- _EXERCISE BRIEF_: Review the listing and copy each line that holds the word "Dewpoint".

- _RECORDS PROVIDED_:
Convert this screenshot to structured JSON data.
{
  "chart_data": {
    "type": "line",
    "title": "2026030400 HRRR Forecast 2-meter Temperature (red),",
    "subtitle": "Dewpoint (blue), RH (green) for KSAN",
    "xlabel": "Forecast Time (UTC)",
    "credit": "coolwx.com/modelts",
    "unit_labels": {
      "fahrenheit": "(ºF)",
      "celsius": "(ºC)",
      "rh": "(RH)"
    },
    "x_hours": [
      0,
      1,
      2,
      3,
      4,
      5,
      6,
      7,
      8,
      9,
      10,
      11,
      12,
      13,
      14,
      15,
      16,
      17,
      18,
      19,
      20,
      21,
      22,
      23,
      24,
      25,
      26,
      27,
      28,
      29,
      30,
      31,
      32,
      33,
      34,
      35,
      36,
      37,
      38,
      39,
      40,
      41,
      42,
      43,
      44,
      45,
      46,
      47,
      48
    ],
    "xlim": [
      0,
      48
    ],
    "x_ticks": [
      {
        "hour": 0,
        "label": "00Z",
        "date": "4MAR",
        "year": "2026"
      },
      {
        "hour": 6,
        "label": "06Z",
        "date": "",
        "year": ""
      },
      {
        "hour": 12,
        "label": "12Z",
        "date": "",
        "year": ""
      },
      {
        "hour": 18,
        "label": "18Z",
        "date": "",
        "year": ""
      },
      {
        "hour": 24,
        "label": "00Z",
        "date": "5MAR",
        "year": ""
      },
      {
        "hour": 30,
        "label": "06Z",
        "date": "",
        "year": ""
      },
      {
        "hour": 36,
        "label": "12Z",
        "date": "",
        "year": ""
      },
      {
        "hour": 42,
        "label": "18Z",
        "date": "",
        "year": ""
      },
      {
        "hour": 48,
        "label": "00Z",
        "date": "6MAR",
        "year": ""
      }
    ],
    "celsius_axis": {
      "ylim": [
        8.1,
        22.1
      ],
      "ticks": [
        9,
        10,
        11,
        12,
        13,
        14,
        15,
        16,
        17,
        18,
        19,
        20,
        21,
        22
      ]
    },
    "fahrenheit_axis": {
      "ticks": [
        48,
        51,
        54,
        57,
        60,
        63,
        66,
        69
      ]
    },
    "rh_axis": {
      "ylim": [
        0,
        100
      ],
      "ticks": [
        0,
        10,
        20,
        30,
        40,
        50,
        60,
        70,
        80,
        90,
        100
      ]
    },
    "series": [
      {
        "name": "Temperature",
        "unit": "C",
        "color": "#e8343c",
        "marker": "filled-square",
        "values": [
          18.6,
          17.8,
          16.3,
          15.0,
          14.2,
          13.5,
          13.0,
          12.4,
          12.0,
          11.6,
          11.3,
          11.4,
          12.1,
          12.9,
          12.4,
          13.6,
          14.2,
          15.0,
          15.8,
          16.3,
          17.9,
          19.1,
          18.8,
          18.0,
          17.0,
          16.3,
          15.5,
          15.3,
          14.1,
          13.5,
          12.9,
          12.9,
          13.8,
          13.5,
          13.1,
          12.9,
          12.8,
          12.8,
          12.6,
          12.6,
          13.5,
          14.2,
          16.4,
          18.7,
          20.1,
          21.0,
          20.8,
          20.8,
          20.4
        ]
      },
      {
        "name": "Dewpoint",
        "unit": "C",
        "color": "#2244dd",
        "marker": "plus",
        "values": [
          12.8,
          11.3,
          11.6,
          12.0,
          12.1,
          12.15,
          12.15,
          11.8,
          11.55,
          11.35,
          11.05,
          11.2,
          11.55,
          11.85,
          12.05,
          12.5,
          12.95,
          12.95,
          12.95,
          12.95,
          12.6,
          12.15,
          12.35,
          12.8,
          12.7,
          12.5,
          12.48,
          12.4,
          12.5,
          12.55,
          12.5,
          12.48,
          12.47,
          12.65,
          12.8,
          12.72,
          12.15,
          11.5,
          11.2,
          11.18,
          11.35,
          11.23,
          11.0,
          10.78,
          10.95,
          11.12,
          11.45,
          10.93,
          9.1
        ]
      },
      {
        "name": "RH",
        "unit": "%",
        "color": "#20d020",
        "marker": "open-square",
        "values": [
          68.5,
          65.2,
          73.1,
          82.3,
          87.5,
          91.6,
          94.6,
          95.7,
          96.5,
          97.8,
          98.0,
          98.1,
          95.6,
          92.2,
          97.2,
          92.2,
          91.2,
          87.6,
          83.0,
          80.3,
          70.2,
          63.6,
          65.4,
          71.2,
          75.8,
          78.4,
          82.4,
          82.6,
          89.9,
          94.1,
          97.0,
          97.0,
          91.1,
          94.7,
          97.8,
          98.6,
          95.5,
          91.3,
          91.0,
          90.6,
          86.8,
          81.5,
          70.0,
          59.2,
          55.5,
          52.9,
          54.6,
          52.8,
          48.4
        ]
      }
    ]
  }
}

- _SOLUTION TO THE EXERCISE_:
    "subtitle": "Dewpoint (blue), RH (green) for KSAN",
        "name": "Dewpoint",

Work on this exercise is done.